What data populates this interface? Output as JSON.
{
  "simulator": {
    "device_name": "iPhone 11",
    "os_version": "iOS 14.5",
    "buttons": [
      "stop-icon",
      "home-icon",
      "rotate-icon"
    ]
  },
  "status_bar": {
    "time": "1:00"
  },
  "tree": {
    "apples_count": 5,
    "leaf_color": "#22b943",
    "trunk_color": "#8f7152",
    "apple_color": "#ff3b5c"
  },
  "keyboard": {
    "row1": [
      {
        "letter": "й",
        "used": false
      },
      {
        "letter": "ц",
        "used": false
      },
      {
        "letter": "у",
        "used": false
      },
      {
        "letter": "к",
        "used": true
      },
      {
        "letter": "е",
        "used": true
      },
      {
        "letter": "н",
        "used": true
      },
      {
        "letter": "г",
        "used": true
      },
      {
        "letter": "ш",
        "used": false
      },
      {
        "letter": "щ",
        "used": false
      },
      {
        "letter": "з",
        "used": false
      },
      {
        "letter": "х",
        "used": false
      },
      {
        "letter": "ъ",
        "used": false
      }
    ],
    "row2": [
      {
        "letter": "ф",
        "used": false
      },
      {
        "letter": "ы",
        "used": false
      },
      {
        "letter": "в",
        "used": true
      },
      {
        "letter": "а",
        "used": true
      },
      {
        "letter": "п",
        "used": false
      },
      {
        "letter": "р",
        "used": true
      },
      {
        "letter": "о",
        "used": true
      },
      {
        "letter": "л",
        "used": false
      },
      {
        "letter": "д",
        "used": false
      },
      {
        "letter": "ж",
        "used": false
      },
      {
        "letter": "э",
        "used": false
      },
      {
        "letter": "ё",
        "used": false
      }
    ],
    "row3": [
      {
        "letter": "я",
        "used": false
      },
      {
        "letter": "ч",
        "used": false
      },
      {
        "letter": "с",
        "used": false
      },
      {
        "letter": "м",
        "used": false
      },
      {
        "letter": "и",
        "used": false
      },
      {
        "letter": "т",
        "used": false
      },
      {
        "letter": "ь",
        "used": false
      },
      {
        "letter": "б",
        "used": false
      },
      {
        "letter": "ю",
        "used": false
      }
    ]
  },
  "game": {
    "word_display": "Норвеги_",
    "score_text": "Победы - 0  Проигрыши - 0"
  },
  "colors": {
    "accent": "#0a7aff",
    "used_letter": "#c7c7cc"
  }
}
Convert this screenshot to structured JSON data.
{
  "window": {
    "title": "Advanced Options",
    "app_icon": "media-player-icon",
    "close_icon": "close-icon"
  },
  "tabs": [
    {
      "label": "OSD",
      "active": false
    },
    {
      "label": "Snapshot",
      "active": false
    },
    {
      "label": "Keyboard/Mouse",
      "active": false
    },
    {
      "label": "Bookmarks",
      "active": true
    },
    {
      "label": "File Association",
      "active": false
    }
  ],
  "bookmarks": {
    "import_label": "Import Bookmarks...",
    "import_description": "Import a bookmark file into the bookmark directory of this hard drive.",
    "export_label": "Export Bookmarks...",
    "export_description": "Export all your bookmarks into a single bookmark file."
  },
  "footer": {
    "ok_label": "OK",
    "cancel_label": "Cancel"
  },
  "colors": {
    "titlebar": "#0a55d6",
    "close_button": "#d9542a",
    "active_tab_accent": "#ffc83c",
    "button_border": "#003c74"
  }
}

::::

» Your instructions: Your answer should be only the number of lines that hold the word "icon".

» Written response: 5